> _TASK BRIEF_: Check each line of the records below for the string "South", then state how many lines contain it, with no other output.

— START OF DATASET CONTENT —

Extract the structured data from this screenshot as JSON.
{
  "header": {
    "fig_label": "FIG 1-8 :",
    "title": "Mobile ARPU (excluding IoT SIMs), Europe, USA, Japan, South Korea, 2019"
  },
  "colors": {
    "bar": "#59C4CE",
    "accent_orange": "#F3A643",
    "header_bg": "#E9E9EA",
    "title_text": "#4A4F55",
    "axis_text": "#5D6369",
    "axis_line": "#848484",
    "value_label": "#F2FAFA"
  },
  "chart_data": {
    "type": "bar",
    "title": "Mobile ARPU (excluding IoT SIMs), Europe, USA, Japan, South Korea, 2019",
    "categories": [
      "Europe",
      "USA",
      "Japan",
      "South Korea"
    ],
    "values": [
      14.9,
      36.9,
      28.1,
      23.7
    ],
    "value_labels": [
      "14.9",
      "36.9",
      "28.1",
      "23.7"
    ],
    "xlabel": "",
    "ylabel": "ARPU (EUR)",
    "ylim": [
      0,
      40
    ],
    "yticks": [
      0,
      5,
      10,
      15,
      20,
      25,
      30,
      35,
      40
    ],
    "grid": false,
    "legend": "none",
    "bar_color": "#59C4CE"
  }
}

— END OF DATASET CONTENT —

> _SOLUTION TO THIS EXERCISE_: 3